Provided text.
——

Some may find this overly sweet, but Bo is an endearing Pollyanna in a parka.

A warm tale set in an Alaskan gold-mining town in 1929-30.

Bo, a 5-year-old girl, was adopted as a newborn by two gruff but tenderhearted blacksmiths who’ve toiled in the mining camps of the Yukon for years. These unlikely fathers smoke a bit and swear a bit, but they love Bo with all their hearts. Theirs is an extraordinarily generous, solicitous, close-knit community, comprised of indigenous neighbors and workers from around the world. Events unfold at a leisurely pace in this narrative that’s enriched by authentic details that make the time and place come alive. Readers discover that life in a mining town means surviving brutal winters, handling day-to-day chores in all seasons while still having fun, doing backbreaking labor, and finally, actually extracting the gold from the dirt. (Readers will learn more than they probably ever needed to know about how this is accomplished.) Life in a remote backwater also entails high excitement, such as the townspeople’s first-ever sighting of an airplane and bulldozer. Warmth and love pervade this novel, an Alaskan version of the Little House books, and characters are well-drawn. Some realistically sad and frightening events occur, but the novel ends on a happy, though wistful, note. Final art was not seen, though samples are charming and reinforce the Little House feel.

——

Supplied material.
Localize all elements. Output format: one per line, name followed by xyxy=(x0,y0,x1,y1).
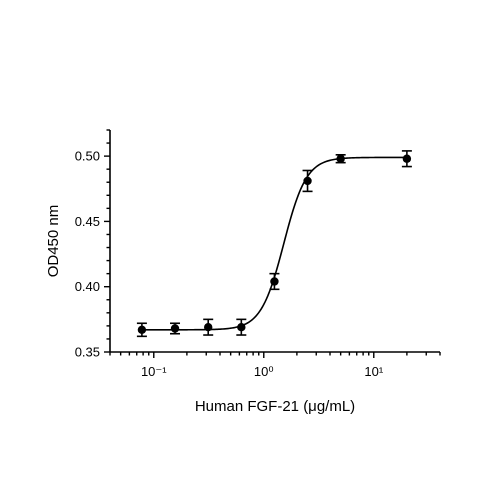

——

List each thing that, according to the book review, life in a mining town means.

The solution.
- Surviving brutal winters
- Handling day-to-day chores in all seasons while still having fun
- Doing backbreaking labor
- Actually extracting the gold from the dirt